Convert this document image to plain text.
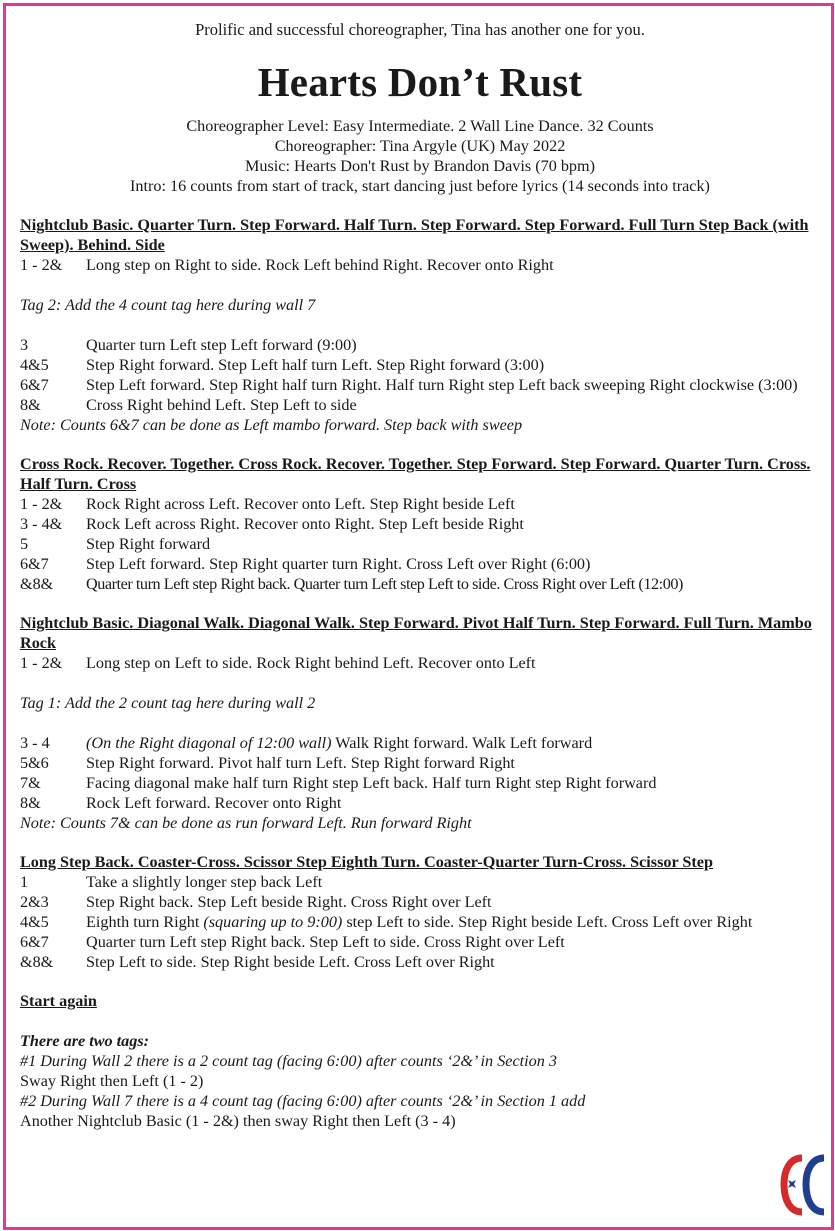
Prolific and successful choreographer, Tina has another one for you.
Hearts Don’t Rust
Choreographer Level: Easy Intermediate. 2 Wall Line Dance. 32 Counts
Choreographer: Tina Argyle (UK) May 2022
Music: Hearts Don't Rust by Brandon Davis (70 bpm)
Intro: 16 counts from start of track, start dancing just before lyrics (14 seconds into track)
Nightclub Basic. Quarter Turn. Step Forward. Half Turn. Step Forward. Step Forward. Full Turn Step Back (with Sweep). Behind. Side
1 - 2&	Long step on Right to side. Rock Left behind Right. Recover onto Right
Tag 2: Add the 4 count tag here during wall 7
3	Quarter turn Left step Left forward (9:00)
4&5	Step Right forward. Step Left half turn Left. Step Right forward (3:00)
6&7	Step Left forward. Step Right half turn Right. Half turn Right step Left back sweeping Right clockwise (3:00)
8&	Cross Right behind Left. Step Left to side
Note: Counts 6&7 can be done as Left mambo forward. Step back with sweep
Cross Rock. Recover. Together. Cross Rock. Recover. Together. Step Forward. Step Forward. Quarter Turn. Cross. Half Turn. Cross
1 - 2&	Rock Right across Left. Recover onto Left. Step Right beside Left
3 - 4&	Rock Left across Right. Recover onto Right. Step Left beside Right
5	Step Right forward
6&7	Step Left forward. Step Right quarter turn Right. Cross Left over Right (6:00)
&8&	Quarter turn Left step Right back. Quarter turn Left step Left to side. Cross Right over Left (12:00)
Nightclub Basic. Diagonal Walk. Diagonal Walk. Step Forward. Pivot Half Turn. Step Forward. Full Turn. Mambo Rock
1 - 2&	Long step on Left to side. Rock Right behind Left. Recover onto Left
Tag 1: Add the 2 count tag here during wall 2
3 - 4	(On the Right diagonal of 12:00 wall) Walk Right forward. Walk Left forward
5&6	Step Right forward. Pivot half turn Left. Step Right forward Right
7&	Facing diagonal make half turn Right step Left back. Half turn Right step Right forward
8&	Rock Left forward. Recover onto Right
Note: Counts 7& can be done as run forward Left. Run forward Right
Long Step Back. Coaster-Cross. Scissor Step Eighth Turn. Coaster-Quarter Turn-Cross. Scissor Step
1	Take a slightly longer step back Left
2&3	Step Right back. Step Left beside Right. Cross Right over Left
4&5	Eighth turn Right (squaring up to 9:00) step Left to side. Step Right beside Left. Cross Left over Right
6&7	Quarter turn Left step Right back. Step Left to side. Cross Right over Left
&8&	Step Left to side. Step Right beside Left. Cross Left over Right
Start again
There are two tags:
#1 During Wall 2 there is a 2 count tag (facing 6:00) after counts ‘2&’ in Section 3
Sway Right then Left (1 - 2)
#2 During Wall 7 there is a 4 count tag (facing 6:00) after counts ‘2&’ in Section 1 add
Another Nightclub Basic (1 - 2&) then sway Right then Left (3 - 4)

★ ★ ★ ★ ★

AIM OF THE EXERCISE >>
Repeat the material above in full and unchanged, minus its images.

THE REPLY >>
Convert this document image to plain text.
Prolific and successful choreographer, Tina has another one for you.
Hearts Don’t Rust
Choreographer Level: Easy Intermediate. 2 Wall Line Dance. 32 Counts
Choreographer: Tina Argyle (UK) May 2022
Music: Hearts Don't Rust by Brandon Davis (70 bpm)
Intro: 16 counts from start of track, start dancing just before lyrics (14 seconds into track)
Nightclub Basic. Quarter Turn. Step Forward. Half Turn. Step Forward. Step Forward. Full Turn Step Back (with Sweep). Behind. Side
1 - 2&	Long step on Right to side. Rock Left behind Right. Recover onto Right
Tag 2: Add the 4 count tag here during wall 7
3	Quarter turn Left step Left forward (9:00)
4&5	Step Right forward. Step Left half turn Left. Step Right forward (3:00)
6&7	Step Left forward. Step Right half turn Right. Half turn Right step Left back sweeping Right clockwise (3:00)
8&	Cross Right behind Left. Step Left to side
Note: Counts 6&7 can be done as Left mambo forward. Step back with sweep
Cross Rock. Recover. Together. Cross Rock. Recover. Together. Step Forward. Step Forward. Quarter Turn. Cross. Half Turn. Cross
1 - 2&	Rock Right across Left. Recover onto Left. Step Right beside Left
3 - 4&	Rock Left across Right. Recover onto Right. Step Left beside Right
5	Step Right forward
6&7	Step Left forward. Step Right quarter turn Right. Cross Left over Right (6:00)
&8&	Quarter turn Left step Right back. Quarter turn Left step Left to side. Cross Right over Left (12:00)
Nightclub Basic. Diagonal Walk. Diagonal Walk. Step Forward. Pivot Half Turn. Step Forward. Full Turn. Mambo Rock
1 - 2&	Long step on Left to side. Rock Right behind Left. Recover onto Left
Tag 1: Add the 2 count tag here during wall 2
3 - 4	(On the Right diagonal of 12:00 wall) Walk Right forward. Walk Left forward
5&6	Step Right forward. Pivot half turn Left. Step Right forward Right
7&	Facing diagonal make half turn Right step Left back. Half turn Right step Right forward
8&	Rock Left forward. Recover onto Right
Note: Counts 7& can be done as run forward Left. Run forward Right
Long Step Back. Coaster-Cross. Scissor Step Eighth Turn. Coaster-Quarter Turn-Cross. Scissor Step
1	Take a slightly longer step back Left
2&3	Step Right back. Step Left beside Right. Cross Right over Left
4&5	Eighth turn Right (squaring up to 9:00) step Left to side. Step Right beside Left. Cross Left over Right
6&7	Quarter turn Left step Right back. Step Left to side. Cross Right over Left
&8&	Step Left to side. Step Right beside Left. Cross Left over Right
Start again
There are two tags:
#1 During Wall 2 there is a 2 count tag (facing 6:00) after counts ‘2&’ in Section 3
Sway Right then Left (1 - 2)
#2 During Wall 7 there is a 4 count tag (facing 6:00) after counts ‘2&’ in Section 1 add
Another Nightclub Basic (1 - 2&) then sway Right then Left (3 - 4)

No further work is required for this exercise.